EXERCICE À TRAITER:
Recopiez mot pour mot, dans l'extrait fourni ci-dessous, tout le passage depuis « J’en ai fait » jusqu'à « Pot est mort. » inclus.
##### EXTRAIT FOURNI #####
Huit mois après le 11 janvier, sur le front du vivre-ensemble, on en est où ? De mon expérience personnelle, ce n’est pas brillant. Comme tout un chacun, j’ai subi jour après jour le couvercle de fer du « pas d’amalgame », des tentatives du Premier ministre pour nous faire croire que l’extrême droite était un péril infiniment plus dangereux que l’islamisme, etc. Mais tout ça, c’est dans la sphère médiatique. On croit que c’est du spectacle, de la gesticulation. Eh non. C’est du conditionnement. Regardez comme j’intimide ceux qui ne pensent pas droit, nous dit-on sur les ondes, et faites la même chose ou – si vous figurez dans le camp des déviants – taisez-vous.
Visiblement, ce n’est pas tombé dans l’oreille de sourds. Aux imprécateurs télévisuels a répondu la masse des Fouquier-Tinville amateurs, qui se développe de façon inversement proportionnelle à l’évolution de l’emploi.
J’en ai fait l’expérience cette semaine. Mon exécutrice était une « amie » Facebook et la fille d’une amie dans la vie. J’ai fêté le Nouvel An avec elle, suivi sa grossesse et fait risette à son premier-né. Je suis quasiment de la famille. Qu’elle se transforme en flic et en juge m’a surpris, car les dénonciations entre amis, entre parents et enfants, c’est de l’histoire. L’URSS n’est plus. Mao est mort. Pol Pot est mort.
Or donc, Sybille – ainsi se prénomme ma procureure facebookienne – a tiqué en lisant la mésaventure que j’ai relatée lundi dernier. En voici les termes : « Aujourd’hui 17 août 2015, dans le tram en direction de la porte de Vincennes, cette silhouette était à côté de moi (NdR : le post était illustré par deux photos prises de profil avec mon téléphone où la personne photographiée, vêtue d’un voile intégral couvrant son visage, ne pouvait par hypothèse être identifiée). Une violation ambulante de la loi du 11 octobre 2010. Je l’ai regardée avec une expression neutre, elle a porté sa manche à son visage pour fuir le regard de l’homme que je suis, et s’est détournée. Je me suis déplacé pour la regarder à nouveau, et elle est sortie au premier arrêt. No comment. »
Fureur immédiate de Sybille, qui analyse l’incident à sa façon, sans prendre la précaution d’en vérifier la justesse auprès de moi. « Et après l’avoir bien fixé, tu l’as bien pris en photo, plusieurs fois sous différents angles, et ensuite tu postes allègrement ces photos sur Facebook en insultant cette personne – tu te rends compte que c’est du harcèlement ? C’est honteux et grave Hervé, et le pire c’est que je suis sûre que tu ne t’en rends même pas compte. »
##### DONNÉES FOURNIES #####
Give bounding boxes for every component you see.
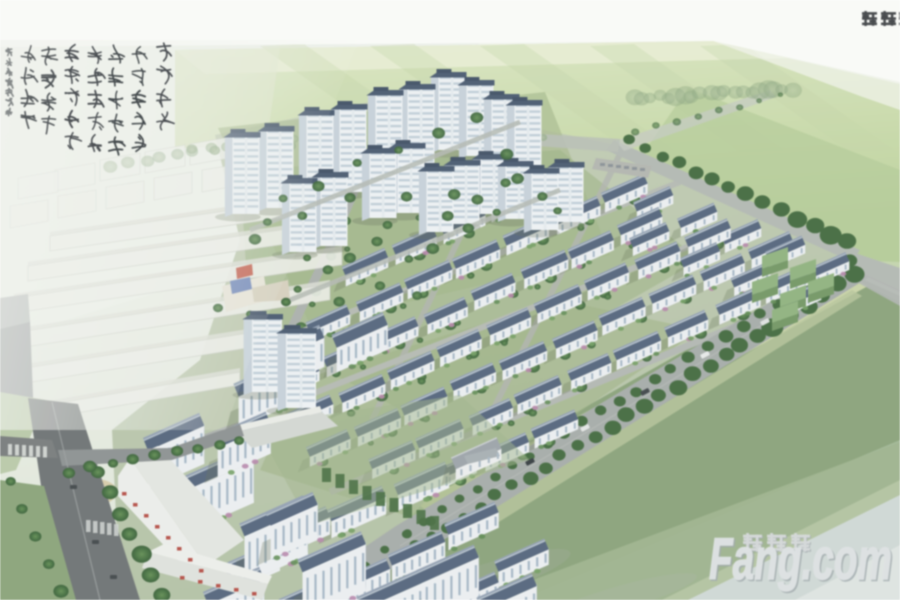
#####
CORRIGÉ DÉTAILLÉ:
J’en ai fait l’expérience cette semaine. Mon exécutrice était une « amie » Facebook et la fille d’une amie dans la vie. J’ai fêté le Nouvel An avec elle, suivi sa grossesse et fait risette à son premier-né. Je suis quasiment de la famille. Qu’elle se transforme en flic et en juge m’a surpris, car les dénonciations entre amis, entre parents et enfants, c’est de l’histoire. L’URSS n’est plus. Mao est mort. Pol Pot est mort.